Required work:
Copy out all lines in the data below containing the string "Clinical".

Available data:
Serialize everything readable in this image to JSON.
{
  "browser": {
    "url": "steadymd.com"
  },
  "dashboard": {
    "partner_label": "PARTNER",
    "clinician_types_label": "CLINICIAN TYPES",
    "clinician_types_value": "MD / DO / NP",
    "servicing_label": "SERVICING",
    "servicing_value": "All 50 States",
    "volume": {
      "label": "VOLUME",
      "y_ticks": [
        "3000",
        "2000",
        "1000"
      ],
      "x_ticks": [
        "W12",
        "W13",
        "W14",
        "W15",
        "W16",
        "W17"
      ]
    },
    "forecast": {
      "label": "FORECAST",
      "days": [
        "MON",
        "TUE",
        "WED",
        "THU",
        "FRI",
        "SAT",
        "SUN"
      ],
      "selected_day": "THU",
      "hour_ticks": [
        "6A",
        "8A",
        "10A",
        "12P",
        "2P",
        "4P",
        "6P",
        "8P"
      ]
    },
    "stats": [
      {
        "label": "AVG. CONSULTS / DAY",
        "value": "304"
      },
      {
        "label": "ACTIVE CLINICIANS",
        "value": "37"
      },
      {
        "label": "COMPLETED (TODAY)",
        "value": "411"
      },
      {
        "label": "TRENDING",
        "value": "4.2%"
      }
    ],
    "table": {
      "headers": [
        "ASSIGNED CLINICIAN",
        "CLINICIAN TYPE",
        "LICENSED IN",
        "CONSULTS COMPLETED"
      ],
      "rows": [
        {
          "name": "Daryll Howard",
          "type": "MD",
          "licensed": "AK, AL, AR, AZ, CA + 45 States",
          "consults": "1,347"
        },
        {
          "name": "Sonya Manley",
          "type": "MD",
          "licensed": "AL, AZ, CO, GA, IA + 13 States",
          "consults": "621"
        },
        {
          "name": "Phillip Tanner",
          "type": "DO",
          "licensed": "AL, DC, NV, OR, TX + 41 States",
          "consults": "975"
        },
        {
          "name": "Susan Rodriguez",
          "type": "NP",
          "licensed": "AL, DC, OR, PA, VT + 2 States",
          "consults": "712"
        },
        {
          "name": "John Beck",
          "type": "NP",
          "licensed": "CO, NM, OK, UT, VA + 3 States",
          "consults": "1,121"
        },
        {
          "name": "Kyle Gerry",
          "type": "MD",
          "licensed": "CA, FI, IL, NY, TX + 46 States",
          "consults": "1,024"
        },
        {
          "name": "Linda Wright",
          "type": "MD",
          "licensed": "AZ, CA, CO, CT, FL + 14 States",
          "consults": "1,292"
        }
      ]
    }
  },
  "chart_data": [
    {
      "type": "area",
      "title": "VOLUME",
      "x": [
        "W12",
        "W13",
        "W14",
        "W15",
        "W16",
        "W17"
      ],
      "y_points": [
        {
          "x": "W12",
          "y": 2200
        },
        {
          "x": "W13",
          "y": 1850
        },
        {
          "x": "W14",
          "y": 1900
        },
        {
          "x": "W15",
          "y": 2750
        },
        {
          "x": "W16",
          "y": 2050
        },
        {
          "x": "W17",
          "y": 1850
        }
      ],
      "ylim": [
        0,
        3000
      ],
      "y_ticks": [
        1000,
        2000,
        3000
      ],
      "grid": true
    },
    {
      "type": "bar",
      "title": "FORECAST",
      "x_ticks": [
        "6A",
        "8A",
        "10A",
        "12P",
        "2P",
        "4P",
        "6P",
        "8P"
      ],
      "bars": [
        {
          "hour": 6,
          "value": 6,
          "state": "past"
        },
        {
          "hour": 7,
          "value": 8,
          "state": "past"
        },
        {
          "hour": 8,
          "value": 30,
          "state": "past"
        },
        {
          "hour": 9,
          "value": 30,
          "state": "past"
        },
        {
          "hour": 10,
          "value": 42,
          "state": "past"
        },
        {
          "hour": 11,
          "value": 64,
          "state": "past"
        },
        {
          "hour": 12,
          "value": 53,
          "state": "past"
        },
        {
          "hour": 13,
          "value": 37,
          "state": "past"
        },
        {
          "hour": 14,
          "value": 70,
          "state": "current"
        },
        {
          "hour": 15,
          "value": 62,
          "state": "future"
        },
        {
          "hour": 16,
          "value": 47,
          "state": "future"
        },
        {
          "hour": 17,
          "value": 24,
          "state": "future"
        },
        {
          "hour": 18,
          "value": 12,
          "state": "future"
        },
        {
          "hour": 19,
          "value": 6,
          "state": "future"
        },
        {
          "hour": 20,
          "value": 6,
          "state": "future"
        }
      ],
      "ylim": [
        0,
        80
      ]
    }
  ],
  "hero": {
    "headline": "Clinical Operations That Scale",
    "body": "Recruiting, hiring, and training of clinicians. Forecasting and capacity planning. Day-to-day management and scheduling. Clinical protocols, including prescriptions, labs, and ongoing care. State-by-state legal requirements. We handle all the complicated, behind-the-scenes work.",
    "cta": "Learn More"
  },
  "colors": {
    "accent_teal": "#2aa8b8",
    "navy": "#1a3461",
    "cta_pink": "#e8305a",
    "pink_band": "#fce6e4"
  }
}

Output for this task:
    "headline": "Clinical Operations That Scale",
    "body": "Recruiting, hiring, and training of clinicians. Forecasting and capacity planning. Day-to-day management and scheduling. Clinical protocols, including prescriptions, labs, and ongoing care. State-by-state legal requirements. We handle all the complicated, behind-the-scenes work.",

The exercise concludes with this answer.